§ **EXERCISE A**: Give the records again from their first line through the line containing "bar — [253, 267, 268, 280]", switching "x-tick-label" to "category-tick-label" and leaving everything else unchanged.

Discovering the Occult Landscape

Over on my (even and ever still) experimental unbook site, I posted “Sigils of Imagination” where I explore my engagement with personal territory, my own landscapes. Inspired in part by the coursework I had at the time and my own outside reading of John Brinckerhoff Jackson, including Discovering the Vernacular Landscape, I developed a narrative of my personal travel and compared that with various representations of the landscape where that engagement occurred. Within that paper I suggest an addition of “imaginal landscape” to go with the set of “political landscape” and “vernacular landscape” developed in the work of Jackson.

In the essay “A pair of ideal landscapes,” Jackson, in addition to talking about odology, articulates a distinction between political and vernacular, or inhabited, landscapes. According to Jackson, the distinction must be made that the term landscape implies a place that has been changed by humans, a collection of “improved” lands. Once this distinction has been made, then the landscape can be further understood to be comprised of both those shared spaces that are political and those that are vernacular, or inhabited.

“… the political landscape is deliberately created in order to make it possible for men [sic] to live in a just society, the inhabited [vernacular] landscape merely evolves in the course opf our trying to live on harmonious terms with the natural world surrounding us.” (Jackson, 1984, p42)

I suggest further that there is also an imaginal landscape. Indeed Jackson appears to recognize not only the existence of the imaginal landscape but also the possible need for this landscape to inform and enrich a sustainable human relationship with the more than human. Jackson explains the way in which the imaginal informs the human relationship with the landscape:

“Any firmly held belief in the invisible, it seems to me, must somehow affect our attitude toward the visible world, and that might have been little more than a random plundering and destruction of the nearby wilderness became an exchange of benefits: those things which men took from the forest for their daily needs were repaid by our helping and protecting and loving the small, invisible creatures who lived there. They served as intermediaries, they reassured us that we were taking part in the natural order and were not entirely alien to it.” (Jackson, 1984, p53)

§ **GIVEN RECORDS**:
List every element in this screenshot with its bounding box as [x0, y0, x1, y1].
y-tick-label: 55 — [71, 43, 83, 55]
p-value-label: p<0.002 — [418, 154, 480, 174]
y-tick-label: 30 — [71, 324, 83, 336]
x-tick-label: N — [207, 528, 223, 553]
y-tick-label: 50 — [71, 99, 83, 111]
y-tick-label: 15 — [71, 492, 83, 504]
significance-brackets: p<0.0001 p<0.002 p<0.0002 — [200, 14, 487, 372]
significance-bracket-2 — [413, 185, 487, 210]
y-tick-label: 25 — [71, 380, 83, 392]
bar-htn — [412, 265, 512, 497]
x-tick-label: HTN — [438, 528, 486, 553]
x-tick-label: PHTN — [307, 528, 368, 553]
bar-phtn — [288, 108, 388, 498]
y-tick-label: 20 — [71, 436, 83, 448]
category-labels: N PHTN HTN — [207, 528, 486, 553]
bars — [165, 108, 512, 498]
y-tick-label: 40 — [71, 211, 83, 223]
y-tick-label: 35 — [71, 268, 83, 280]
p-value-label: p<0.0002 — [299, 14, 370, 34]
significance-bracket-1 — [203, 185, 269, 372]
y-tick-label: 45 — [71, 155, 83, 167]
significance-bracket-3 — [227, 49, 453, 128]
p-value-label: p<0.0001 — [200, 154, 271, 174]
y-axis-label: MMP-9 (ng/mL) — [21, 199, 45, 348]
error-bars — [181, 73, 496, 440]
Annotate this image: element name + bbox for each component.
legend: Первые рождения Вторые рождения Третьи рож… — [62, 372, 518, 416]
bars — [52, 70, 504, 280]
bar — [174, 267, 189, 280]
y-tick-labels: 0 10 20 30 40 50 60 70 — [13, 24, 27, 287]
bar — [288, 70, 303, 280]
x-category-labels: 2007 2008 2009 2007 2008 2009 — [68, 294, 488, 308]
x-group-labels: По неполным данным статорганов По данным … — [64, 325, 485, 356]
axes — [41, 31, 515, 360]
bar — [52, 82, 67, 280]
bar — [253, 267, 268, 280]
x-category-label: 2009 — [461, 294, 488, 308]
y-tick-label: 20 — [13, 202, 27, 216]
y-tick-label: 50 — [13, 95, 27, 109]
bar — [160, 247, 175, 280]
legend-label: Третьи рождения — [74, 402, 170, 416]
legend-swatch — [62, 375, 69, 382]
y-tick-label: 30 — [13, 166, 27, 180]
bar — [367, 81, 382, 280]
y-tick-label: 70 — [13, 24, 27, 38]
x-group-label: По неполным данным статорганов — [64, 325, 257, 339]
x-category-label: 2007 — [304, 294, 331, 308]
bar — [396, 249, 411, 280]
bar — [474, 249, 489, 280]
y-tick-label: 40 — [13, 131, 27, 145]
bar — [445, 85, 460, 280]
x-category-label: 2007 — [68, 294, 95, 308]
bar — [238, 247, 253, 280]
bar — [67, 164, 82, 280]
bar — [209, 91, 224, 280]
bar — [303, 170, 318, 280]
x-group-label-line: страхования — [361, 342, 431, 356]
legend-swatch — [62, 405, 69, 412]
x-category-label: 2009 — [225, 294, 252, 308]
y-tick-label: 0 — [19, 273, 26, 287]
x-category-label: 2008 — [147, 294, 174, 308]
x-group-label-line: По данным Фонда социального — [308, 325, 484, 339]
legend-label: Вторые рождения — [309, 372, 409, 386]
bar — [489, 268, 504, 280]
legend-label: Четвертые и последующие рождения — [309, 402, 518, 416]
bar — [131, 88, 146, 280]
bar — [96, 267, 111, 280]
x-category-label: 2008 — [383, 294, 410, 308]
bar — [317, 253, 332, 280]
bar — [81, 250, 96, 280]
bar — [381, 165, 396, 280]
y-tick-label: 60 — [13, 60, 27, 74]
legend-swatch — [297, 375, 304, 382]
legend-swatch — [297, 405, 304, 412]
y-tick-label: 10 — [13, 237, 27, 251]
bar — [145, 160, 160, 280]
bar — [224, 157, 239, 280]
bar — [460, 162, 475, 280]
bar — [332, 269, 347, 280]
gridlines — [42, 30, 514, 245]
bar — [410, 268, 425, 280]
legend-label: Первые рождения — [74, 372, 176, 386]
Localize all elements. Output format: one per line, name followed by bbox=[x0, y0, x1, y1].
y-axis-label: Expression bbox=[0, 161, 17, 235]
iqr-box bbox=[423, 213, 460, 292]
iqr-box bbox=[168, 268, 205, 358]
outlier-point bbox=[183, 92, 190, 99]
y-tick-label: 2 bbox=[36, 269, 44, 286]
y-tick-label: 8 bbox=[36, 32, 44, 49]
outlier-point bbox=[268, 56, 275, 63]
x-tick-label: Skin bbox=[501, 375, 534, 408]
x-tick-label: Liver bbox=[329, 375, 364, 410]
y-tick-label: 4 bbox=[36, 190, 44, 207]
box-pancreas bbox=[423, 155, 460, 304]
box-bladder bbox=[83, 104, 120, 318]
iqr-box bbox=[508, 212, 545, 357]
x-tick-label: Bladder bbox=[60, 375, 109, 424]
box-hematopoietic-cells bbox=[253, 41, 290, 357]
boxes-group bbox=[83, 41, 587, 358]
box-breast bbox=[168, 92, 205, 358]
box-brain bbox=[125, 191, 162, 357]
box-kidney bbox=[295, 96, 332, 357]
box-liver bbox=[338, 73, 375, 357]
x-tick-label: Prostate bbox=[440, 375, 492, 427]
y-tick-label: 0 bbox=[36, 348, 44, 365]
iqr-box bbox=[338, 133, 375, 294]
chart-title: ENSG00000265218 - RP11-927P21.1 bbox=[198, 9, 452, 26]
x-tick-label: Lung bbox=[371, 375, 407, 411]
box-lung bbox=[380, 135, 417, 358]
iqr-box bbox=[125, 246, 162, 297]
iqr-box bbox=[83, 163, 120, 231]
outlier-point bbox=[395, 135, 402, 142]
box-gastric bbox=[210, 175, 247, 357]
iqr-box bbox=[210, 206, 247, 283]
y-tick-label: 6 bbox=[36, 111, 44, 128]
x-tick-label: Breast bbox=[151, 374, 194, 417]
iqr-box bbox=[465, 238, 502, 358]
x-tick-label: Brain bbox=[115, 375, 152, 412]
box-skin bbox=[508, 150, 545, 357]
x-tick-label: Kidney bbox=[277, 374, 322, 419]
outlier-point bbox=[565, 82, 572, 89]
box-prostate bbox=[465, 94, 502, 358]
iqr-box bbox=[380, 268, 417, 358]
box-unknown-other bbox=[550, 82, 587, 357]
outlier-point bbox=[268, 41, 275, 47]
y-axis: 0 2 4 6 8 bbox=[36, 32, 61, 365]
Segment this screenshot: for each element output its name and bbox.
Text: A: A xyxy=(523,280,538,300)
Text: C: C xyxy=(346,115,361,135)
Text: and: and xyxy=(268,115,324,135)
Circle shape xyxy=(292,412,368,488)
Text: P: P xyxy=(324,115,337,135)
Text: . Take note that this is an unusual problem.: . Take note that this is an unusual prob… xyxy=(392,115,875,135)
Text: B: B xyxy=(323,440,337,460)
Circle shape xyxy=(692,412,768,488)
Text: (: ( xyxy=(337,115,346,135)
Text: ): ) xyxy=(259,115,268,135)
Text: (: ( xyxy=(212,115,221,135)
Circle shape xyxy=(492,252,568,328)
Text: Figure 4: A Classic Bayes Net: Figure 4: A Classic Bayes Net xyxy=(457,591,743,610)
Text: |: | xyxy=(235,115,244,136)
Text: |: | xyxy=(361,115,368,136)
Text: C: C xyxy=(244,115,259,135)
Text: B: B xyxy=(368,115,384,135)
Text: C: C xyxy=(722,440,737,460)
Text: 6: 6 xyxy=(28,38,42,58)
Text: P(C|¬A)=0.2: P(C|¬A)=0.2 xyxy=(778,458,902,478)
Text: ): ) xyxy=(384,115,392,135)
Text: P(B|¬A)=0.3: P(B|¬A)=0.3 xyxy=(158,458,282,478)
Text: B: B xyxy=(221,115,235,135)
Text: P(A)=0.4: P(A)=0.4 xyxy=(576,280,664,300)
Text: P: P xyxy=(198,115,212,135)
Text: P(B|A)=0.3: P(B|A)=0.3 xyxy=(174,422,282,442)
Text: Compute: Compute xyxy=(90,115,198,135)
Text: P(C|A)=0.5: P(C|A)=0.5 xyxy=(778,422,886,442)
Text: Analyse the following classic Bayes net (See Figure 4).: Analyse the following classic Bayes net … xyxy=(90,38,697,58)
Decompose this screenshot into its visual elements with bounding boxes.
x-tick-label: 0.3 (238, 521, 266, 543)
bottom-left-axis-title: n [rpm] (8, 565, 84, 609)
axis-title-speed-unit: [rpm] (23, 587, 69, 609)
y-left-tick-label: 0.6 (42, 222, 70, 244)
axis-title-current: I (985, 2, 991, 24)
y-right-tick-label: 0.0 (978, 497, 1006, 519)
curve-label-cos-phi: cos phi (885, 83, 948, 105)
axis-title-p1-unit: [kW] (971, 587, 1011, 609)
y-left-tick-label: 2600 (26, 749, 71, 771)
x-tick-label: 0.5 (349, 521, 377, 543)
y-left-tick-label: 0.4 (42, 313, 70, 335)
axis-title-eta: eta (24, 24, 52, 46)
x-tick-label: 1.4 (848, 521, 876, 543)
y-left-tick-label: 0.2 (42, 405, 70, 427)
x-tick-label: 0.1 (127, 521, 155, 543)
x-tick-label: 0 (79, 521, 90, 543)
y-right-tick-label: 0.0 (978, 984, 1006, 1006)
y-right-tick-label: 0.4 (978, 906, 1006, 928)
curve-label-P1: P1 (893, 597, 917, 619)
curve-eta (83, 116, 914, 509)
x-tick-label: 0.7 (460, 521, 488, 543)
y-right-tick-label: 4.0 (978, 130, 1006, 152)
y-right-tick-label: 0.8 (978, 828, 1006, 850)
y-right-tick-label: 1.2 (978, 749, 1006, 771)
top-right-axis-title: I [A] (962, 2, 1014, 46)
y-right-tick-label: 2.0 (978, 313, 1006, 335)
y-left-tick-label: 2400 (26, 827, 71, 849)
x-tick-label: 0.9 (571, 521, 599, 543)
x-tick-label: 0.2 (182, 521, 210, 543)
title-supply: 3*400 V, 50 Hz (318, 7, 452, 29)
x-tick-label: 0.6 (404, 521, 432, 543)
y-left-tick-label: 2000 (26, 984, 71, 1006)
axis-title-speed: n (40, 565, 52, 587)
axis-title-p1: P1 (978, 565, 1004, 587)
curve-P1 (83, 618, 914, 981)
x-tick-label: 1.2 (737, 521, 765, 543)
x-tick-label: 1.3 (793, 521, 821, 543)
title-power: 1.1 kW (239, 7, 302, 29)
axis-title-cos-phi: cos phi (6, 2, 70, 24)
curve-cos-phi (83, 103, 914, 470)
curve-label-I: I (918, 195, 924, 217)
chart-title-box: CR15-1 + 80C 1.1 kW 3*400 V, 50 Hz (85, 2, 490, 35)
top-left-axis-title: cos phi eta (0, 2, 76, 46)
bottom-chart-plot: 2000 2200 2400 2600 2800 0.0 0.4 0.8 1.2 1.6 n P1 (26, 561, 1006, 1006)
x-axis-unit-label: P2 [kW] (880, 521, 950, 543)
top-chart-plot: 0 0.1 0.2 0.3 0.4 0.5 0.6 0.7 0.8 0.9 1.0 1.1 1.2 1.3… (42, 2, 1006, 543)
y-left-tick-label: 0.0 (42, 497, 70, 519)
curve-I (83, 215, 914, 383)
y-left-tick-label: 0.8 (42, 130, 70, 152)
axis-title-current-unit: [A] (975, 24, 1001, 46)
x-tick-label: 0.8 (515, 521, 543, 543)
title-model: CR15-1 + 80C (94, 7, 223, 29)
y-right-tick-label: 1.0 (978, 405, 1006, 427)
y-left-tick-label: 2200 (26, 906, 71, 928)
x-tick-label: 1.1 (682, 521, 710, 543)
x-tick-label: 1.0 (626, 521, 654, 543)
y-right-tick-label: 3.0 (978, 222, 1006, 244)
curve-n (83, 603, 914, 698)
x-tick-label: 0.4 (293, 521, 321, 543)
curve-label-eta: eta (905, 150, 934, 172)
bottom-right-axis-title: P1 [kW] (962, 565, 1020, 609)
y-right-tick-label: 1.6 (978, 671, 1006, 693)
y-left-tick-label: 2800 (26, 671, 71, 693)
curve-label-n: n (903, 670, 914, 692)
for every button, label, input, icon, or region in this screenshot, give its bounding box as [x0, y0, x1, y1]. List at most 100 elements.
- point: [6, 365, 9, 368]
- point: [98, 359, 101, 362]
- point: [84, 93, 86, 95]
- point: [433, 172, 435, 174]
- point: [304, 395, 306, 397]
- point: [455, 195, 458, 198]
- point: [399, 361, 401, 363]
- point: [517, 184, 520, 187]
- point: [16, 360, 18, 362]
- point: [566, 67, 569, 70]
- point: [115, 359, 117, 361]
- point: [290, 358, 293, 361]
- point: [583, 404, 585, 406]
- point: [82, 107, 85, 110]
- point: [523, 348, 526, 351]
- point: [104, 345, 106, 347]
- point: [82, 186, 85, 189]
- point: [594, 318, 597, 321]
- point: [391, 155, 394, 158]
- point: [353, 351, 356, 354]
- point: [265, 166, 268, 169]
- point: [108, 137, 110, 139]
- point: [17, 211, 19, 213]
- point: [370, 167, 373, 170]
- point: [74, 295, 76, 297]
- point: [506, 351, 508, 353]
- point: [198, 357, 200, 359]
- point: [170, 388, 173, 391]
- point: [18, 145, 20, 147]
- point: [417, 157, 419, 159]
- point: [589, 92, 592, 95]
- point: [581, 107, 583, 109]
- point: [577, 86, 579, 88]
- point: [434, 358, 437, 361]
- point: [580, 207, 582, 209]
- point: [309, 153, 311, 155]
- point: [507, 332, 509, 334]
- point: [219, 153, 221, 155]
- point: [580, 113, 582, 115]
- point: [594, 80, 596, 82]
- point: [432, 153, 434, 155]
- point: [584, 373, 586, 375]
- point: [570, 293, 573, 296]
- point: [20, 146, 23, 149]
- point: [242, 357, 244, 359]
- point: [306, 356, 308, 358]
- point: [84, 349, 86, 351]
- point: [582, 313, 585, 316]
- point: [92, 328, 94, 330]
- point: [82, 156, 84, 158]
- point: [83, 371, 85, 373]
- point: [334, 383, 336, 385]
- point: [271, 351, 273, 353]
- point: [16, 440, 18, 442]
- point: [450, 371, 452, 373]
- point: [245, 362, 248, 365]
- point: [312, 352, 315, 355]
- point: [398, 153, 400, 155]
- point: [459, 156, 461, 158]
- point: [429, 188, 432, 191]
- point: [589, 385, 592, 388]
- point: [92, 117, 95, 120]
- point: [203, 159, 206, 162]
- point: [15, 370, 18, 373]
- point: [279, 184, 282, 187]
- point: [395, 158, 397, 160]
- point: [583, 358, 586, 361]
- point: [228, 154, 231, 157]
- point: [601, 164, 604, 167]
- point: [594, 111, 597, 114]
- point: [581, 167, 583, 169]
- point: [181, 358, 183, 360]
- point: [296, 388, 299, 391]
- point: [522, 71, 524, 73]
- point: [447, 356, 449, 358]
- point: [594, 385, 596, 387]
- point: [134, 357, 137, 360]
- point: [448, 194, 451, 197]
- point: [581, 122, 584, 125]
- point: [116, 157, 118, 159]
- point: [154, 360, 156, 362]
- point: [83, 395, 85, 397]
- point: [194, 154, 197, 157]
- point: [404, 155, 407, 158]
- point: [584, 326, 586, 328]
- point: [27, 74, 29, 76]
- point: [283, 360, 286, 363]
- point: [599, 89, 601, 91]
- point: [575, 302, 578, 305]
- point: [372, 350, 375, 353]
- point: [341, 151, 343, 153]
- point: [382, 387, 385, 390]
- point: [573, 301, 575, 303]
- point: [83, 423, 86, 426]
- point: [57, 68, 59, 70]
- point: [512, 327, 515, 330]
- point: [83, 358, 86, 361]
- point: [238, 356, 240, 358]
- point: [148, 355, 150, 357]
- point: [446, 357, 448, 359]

§ **EXERCISE B**: Render into Spanish this sentence from the text on the occult landscape: "I suggest further that there is also an imaginal landscape."

§ **FULL RESPONSE A**:
List every element in this screenshot with its bounding box as [x0, y0, x1, y1].
y-tick-label: 55 — [71, 43, 83, 55]
p-value-label: p<0.002 — [418, 154, 480, 174]
y-tick-label: 30 — [71, 324, 83, 336]
category-tick-label: N — [207, 528, 223, 553]
y-tick-label: 50 — [71, 99, 83, 111]
y-tick-label: 15 — [71, 492, 83, 504]
significance-brackets: p<0.0001 p<0.002 p<0.0002 — [200, 14, 487, 372]
significance-bracket-2 — [413, 185, 487, 210]
y-tick-label: 25 — [71, 380, 83, 392]
bar-htn — [412, 265, 512, 497]
category-tick-label: HTN — [438, 528, 486, 553]
category-tick-label: PHTN — [307, 528, 368, 553]
bar-phtn — [288, 108, 388, 498]
y-tick-label: 20 — [71, 436, 83, 448]
category-labels: N PHTN HTN — [207, 528, 486, 553]
bars — [165, 108, 512, 498]
y-tick-label: 40 — [71, 211, 83, 223]
y-tick-label: 35 — [71, 268, 83, 280]
p-value-label: p<0.0002 — [299, 14, 370, 34]
significance-bracket-1 — [203, 185, 269, 372]
y-tick-label: 45 — [71, 155, 83, 167]
significance-bracket-3 — [227, 49, 453, 128]
p-value-label: p<0.0001 — [200, 154, 271, 174]
y-axis-label: MMP-9 (ng/mL) — [21, 199, 45, 348]
error-bars — [181, 73, 496, 440]
Annotate this image: element name + bbox for each component.
legend: Первые рождения Вторые рождения Третьи рож… — [62, 372, 518, 416]
bars — [52, 70, 504, 280]
bar — [174, 267, 189, 280]
y-tick-labels: 0 10 20 30 40 50 60 70 — [13, 24, 27, 287]
bar — [288, 70, 303, 280]
x-category-labels: 2007 2008 2009 2007 2008 2009 — [68, 294, 488, 308]
x-group-labels: По неполным данным статорганов По данным … — [64, 325, 485, 356]
axes — [41, 31, 515, 360]
bar — [52, 82, 67, 280]
bar — [253, 267, 268, 280]

§ **FULL RESPONSE B**: Sugiero además que existe también un paisaje imaginal.